Records for processing:
============

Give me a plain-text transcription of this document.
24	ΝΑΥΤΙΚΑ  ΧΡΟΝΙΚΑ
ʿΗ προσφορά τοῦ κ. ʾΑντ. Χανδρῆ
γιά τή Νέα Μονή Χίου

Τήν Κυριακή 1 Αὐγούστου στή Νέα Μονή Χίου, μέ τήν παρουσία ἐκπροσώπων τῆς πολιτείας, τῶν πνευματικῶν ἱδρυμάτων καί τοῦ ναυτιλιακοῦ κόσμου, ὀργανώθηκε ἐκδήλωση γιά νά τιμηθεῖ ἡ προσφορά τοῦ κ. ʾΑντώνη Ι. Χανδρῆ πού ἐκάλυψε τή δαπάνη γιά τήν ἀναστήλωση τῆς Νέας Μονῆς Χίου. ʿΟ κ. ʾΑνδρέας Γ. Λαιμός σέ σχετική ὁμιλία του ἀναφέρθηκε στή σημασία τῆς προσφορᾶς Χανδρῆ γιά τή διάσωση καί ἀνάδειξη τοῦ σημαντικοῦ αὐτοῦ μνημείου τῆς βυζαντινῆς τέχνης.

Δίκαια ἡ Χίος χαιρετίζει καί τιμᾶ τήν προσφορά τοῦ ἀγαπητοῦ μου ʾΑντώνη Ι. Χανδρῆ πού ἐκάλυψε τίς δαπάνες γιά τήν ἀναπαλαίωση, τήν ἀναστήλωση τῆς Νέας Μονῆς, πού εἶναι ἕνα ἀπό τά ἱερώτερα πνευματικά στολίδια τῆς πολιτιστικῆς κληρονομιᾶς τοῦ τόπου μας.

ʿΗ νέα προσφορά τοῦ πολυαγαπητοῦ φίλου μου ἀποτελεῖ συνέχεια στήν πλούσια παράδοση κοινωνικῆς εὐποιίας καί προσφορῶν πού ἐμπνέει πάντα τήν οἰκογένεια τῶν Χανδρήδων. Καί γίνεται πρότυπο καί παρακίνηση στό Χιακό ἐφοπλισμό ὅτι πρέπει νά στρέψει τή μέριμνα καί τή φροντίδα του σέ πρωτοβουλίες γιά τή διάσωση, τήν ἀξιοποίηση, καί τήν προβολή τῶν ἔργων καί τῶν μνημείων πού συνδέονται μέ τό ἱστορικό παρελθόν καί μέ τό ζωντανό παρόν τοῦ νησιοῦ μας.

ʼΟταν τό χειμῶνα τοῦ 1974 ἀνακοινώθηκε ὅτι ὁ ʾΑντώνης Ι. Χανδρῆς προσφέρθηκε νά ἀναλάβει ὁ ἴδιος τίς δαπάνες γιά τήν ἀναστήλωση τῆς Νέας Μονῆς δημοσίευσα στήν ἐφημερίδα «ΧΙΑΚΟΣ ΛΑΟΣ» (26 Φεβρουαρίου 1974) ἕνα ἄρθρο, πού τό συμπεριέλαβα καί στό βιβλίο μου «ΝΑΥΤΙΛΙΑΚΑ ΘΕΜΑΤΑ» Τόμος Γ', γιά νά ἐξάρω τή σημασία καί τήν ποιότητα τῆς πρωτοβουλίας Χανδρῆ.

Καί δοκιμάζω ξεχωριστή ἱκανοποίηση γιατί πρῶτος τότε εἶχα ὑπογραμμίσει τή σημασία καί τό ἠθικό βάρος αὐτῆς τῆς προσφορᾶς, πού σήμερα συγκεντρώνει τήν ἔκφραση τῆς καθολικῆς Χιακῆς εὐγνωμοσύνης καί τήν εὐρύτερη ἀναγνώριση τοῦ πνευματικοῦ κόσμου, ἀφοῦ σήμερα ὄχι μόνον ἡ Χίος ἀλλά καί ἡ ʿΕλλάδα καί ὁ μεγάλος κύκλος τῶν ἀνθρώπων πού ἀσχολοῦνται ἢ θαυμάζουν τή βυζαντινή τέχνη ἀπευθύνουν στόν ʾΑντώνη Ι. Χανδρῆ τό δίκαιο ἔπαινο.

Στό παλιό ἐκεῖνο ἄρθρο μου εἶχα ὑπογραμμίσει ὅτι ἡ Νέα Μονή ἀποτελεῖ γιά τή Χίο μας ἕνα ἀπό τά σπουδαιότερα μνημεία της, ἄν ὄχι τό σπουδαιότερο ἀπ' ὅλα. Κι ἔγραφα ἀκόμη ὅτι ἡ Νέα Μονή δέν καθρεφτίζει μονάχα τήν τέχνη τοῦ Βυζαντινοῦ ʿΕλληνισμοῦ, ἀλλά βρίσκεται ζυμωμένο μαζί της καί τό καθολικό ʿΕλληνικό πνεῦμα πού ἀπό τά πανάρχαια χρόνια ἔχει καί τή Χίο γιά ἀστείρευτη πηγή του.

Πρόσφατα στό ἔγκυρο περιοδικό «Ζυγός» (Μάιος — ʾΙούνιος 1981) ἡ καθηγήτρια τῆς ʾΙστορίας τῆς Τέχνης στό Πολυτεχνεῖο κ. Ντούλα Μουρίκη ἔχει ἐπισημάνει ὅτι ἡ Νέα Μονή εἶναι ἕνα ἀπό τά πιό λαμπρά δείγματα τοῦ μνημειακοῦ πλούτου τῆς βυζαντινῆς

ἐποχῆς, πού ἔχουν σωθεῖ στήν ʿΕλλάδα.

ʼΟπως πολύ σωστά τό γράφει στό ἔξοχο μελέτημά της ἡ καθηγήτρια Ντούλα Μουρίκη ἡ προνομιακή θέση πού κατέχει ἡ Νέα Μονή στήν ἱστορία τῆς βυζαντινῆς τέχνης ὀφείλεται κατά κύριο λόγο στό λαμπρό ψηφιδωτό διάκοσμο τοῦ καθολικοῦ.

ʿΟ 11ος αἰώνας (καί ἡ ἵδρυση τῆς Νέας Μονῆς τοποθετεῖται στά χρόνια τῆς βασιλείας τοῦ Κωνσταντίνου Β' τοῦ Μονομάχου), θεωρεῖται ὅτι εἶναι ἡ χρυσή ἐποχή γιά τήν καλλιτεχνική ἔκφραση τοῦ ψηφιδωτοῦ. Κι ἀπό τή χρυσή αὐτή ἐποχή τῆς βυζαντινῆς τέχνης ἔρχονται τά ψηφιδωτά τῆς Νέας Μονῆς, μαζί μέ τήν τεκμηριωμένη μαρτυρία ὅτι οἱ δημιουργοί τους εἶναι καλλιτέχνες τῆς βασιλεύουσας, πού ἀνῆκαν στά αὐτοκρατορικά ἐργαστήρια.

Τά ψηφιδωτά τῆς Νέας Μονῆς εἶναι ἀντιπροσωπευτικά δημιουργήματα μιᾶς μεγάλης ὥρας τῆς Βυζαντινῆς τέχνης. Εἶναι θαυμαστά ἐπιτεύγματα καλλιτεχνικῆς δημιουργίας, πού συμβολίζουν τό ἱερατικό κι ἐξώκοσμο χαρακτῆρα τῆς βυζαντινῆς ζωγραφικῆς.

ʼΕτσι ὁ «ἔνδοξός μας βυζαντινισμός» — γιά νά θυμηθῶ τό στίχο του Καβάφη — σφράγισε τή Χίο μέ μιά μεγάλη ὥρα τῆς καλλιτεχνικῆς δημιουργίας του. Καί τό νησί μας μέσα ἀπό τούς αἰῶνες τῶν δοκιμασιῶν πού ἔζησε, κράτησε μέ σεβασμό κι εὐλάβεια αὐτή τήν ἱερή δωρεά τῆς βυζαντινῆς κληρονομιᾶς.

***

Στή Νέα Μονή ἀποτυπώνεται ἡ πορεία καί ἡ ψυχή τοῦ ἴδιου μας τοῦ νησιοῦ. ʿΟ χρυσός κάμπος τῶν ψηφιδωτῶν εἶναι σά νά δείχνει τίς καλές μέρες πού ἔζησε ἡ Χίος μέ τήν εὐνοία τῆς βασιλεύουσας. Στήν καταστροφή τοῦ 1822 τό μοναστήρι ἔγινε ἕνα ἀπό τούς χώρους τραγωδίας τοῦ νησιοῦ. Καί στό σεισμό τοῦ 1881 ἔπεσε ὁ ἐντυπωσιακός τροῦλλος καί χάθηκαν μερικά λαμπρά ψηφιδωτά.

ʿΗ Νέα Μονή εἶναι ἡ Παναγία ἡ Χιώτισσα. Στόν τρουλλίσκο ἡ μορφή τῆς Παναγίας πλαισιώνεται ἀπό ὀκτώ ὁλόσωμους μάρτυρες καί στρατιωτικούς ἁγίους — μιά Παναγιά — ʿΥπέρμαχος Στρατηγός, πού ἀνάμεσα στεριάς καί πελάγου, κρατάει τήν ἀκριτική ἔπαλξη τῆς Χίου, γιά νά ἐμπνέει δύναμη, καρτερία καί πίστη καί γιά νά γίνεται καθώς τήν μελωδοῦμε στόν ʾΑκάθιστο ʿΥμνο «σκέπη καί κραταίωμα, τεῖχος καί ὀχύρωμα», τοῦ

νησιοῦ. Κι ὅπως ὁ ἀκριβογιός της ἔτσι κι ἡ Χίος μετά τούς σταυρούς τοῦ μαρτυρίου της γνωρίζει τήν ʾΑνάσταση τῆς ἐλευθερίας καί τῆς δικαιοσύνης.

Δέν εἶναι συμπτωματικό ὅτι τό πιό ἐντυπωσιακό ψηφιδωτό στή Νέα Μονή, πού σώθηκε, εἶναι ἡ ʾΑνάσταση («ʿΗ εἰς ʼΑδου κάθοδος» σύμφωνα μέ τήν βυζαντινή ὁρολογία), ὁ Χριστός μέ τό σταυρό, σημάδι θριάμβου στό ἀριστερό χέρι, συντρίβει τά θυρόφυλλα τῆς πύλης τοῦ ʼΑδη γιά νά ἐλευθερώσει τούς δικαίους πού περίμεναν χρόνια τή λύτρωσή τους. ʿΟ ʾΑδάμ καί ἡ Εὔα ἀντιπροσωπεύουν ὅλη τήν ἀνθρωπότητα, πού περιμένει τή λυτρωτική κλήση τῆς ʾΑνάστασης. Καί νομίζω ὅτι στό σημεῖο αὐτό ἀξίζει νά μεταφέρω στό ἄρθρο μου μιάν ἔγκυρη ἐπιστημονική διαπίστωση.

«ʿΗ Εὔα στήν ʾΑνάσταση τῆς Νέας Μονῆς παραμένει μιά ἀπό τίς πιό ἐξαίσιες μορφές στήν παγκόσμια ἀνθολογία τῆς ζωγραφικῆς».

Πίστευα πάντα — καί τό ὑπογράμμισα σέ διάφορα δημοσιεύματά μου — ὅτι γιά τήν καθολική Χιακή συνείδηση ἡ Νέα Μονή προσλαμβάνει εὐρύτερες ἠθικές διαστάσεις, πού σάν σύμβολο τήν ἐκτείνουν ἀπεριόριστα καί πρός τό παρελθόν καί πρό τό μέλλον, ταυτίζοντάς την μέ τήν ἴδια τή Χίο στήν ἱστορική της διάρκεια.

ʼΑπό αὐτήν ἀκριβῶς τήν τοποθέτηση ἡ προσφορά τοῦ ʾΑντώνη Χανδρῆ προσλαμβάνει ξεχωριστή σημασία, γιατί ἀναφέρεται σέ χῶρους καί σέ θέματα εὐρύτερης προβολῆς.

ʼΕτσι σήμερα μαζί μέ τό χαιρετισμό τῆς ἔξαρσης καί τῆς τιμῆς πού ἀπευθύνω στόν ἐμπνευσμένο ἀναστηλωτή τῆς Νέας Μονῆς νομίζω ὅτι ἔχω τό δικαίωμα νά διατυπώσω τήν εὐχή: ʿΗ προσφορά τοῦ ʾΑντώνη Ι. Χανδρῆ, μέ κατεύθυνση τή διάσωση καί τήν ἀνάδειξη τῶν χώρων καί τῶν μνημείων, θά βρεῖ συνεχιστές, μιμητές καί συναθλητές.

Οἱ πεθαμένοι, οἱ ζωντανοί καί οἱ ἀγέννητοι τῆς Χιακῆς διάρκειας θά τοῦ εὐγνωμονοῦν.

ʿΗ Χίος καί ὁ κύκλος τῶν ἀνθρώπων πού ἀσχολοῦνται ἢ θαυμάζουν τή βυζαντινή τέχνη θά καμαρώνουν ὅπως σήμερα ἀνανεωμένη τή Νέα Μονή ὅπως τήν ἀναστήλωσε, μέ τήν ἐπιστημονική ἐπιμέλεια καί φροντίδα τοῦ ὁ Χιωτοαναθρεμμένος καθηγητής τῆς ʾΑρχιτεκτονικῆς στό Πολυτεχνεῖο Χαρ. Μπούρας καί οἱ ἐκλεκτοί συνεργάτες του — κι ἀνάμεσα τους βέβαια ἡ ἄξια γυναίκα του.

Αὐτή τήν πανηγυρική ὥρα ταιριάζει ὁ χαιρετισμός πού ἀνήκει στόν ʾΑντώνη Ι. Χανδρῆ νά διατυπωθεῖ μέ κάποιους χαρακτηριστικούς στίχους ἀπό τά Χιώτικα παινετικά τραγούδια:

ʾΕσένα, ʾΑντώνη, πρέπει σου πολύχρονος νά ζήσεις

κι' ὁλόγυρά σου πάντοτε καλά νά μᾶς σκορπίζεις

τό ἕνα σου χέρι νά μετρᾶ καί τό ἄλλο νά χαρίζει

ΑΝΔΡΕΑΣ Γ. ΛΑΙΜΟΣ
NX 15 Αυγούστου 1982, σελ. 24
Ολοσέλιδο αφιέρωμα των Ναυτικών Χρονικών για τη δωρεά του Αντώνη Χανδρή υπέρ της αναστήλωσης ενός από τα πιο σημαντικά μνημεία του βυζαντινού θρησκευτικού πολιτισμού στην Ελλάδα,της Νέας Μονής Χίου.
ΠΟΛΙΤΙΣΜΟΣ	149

============

Aim: Search the data above for lines holding "Πολυτεχνεῖο" and copy each of them.

Written solution:
Πρόσφατα στό ἔγκυρο περιοδικό «Ζυγός» (Μάιος — ʾΙούνιος 1981) ἡ καθηγήτρια τῆς ʾΙστορίας τῆς Τέχνης στό Πολυτεχνεῖο κ. Ντούλα Μουρίκη ἔχει ἐπισημάνει ὅτι ἡ Νέα Μονή εἶναι ἕνα ἀπό τά πιό λαμπρά δείγματα τοῦ μνημειακοῦ πλούτου τῆς βυζαντινῆς
ʿΗ Χίος καί ὁ κύκλος τῶν ἀνθρώπων πού ἀσχολοῦνται ἢ θαυμάζουν τή βυζαντινή τέχνη θά καμαρώνουν ὅπως σήμερα ἀνανεωμένη τή Νέα Μονή ὅπως τήν ἀναστήλωσε, μέ τήν ἐπιστημονική ἐπιμέλεια καί φροντίδα τοῦ ὁ Χιωτοαναθρεμμένος καθηγητής τῆς ʾΑρχιτεκτονικῆς στό Πολυτεχνεῖο Χαρ. Μπούρας καί οἱ ἐκλεκτοί συνεργάτες του — κι ἀνάμεσα τους βέβαια ἡ ἄξια γυναίκα του.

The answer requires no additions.